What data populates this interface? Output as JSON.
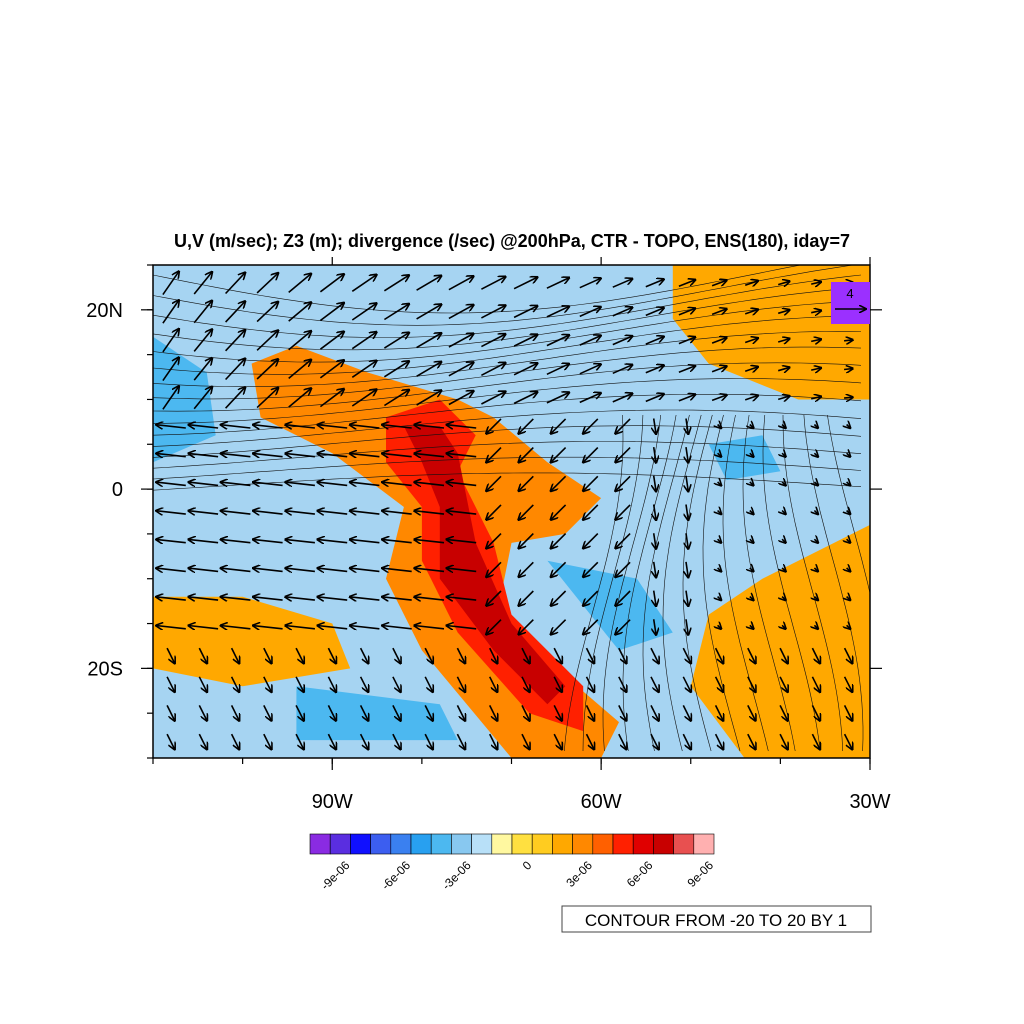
{
  "title": "U,V (m/sec); Z3 (m); divergence (/sec) @200hPa, CTR - TOPO, ENS(180), iday=7",
  "map": {
    "lon_range": [
      -110,
      -30
    ],
    "lat_range": [
      -30,
      25
    ],
    "x_ticks": [
      {
        "lon": -90,
        "label": "90W"
      },
      {
        "lon": -60,
        "label": "60W"
      },
      {
        "lon": -30,
        "label": "30W"
      }
    ],
    "y_ticks": [
      {
        "lat": 20,
        "label": "20N"
      },
      {
        "lat": 0,
        "label": "0"
      },
      {
        "lat": -20,
        "label": "20S"
      }
    ]
  },
  "reference_vector": {
    "label": "4",
    "color": "#9b30ff"
  },
  "colorbar": {
    "colors": [
      "#8a2be2",
      "#5a2ee0",
      "#1010ff",
      "#3c5ef0",
      "#3a80f0",
      "#28a0f0",
      "#4cb8f0",
      "#88c8f0",
      "#b8e0f8",
      "#fff8a0",
      "#ffe040",
      "#ffcc20",
      "#ffa800",
      "#ff8800",
      "#ff6000",
      "#ff2000",
      "#e00000",
      "#c80000",
      "#e85050",
      "#ffb0b0"
    ],
    "labels": [
      {
        "index": 2,
        "text": "-9e-06"
      },
      {
        "index": 5,
        "text": "-6e-06"
      },
      {
        "index": 8,
        "text": "-3e-06"
      },
      {
        "index": 11,
        "text": "0"
      },
      {
        "index": 14,
        "text": "3e-06"
      },
      {
        "index": 17,
        "text": "6e-06"
      },
      {
        "index": 20,
        "text": "9e-06"
      }
    ]
  },
  "contour_info": "CONTOUR FROM -20 TO 20 BY 1",
  "divergence_features": [
    {
      "kind": "positive",
      "level": 0.35,
      "points": [
        [
          -99,
          14
        ],
        [
          -94,
          16
        ],
        [
          -86,
          13
        ],
        [
          -76,
          10
        ],
        [
          -72,
          8
        ],
        [
          -66,
          3
        ],
        [
          -60,
          -1
        ],
        [
          -64,
          -5
        ],
        [
          -70,
          -6
        ],
        [
          -72,
          -16
        ],
        [
          -65,
          -20
        ],
        [
          -58,
          -26
        ],
        [
          -60,
          -30
        ],
        [
          -70,
          -30
        ],
        [
          -80,
          -18
        ],
        [
          -84,
          -10
        ],
        [
          -82,
          -2
        ],
        [
          -90,
          4
        ],
        [
          -98,
          8
        ]
      ]
    },
    {
      "kind": "positive",
      "level": 0.6,
      "points": [
        [
          -84,
          8
        ],
        [
          -78,
          10
        ],
        [
          -74,
          6
        ],
        [
          -76,
          2
        ],
        [
          -72,
          -6
        ],
        [
          -70,
          -14
        ],
        [
          -62,
          -22
        ],
        [
          -62,
          -27
        ],
        [
          -68,
          -25
        ],
        [
          -76,
          -16
        ],
        [
          -80,
          -8
        ],
        [
          -80,
          -2
        ],
        [
          -84,
          3
        ]
      ]
    },
    {
      "kind": "positive",
      "level": 0.85,
      "points": [
        [
          -82,
          7
        ],
        [
          -78,
          7
        ],
        [
          -76,
          4
        ],
        [
          -74,
          -6
        ],
        [
          -70,
          -15
        ],
        [
          -64,
          -22
        ],
        [
          -66,
          -24
        ],
        [
          -72,
          -18
        ],
        [
          -78,
          -10
        ],
        [
          -78,
          -2
        ],
        [
          -80,
          3
        ]
      ]
    },
    {
      "kind": "positive",
      "level": 0.3,
      "points": [
        [
          -110,
          -12
        ],
        [
          -100,
          -12
        ],
        [
          -90,
          -15
        ],
        [
          -88,
          -20
        ],
        [
          -100,
          -22
        ],
        [
          -110,
          -20
        ]
      ]
    },
    {
      "kind": "positive",
      "level": 0.3,
      "points": [
        [
          -52,
          25
        ],
        [
          -30,
          25
        ],
        [
          -30,
          10
        ],
        [
          -38,
          10
        ],
        [
          -48,
          14
        ],
        [
          -52,
          19
        ]
      ]
    },
    {
      "kind": "positive",
      "level": 0.3,
      "points": [
        [
          -42,
          -10
        ],
        [
          -30,
          -4
        ],
        [
          -30,
          -30
        ],
        [
          -44,
          -30
        ],
        [
          -50,
          -22
        ],
        [
          -48,
          -14
        ]
      ]
    },
    {
      "kind": "negative",
      "level": 0.3,
      "points": [
        [
          -110,
          17
        ],
        [
          -104,
          13
        ],
        [
          -103,
          6
        ],
        [
          -110,
          3
        ]
      ]
    },
    {
      "kind": "negative",
      "level": 0.25,
      "points": [
        [
          -48,
          5
        ],
        [
          -42,
          6
        ],
        [
          -40,
          2
        ],
        [
          -46,
          1
        ]
      ]
    },
    {
      "kind": "negative",
      "level": 0.25,
      "points": [
        [
          -66,
          -8
        ],
        [
          -56,
          -10
        ],
        [
          -52,
          -16
        ],
        [
          -58,
          -18
        ]
      ]
    },
    {
      "kind": "negative",
      "level": 0.2,
      "points": [
        [
          -94,
          -22
        ],
        [
          -78,
          -24
        ],
        [
          -76,
          -28
        ],
        [
          -94,
          -28
        ]
      ]
    }
  ]
}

◆ **WRITTEN EXERCISE**:
From the records above, how many lines include the word "index"? Only the number is wanted.

◆ **ANSWER TO THIS TASK**:
7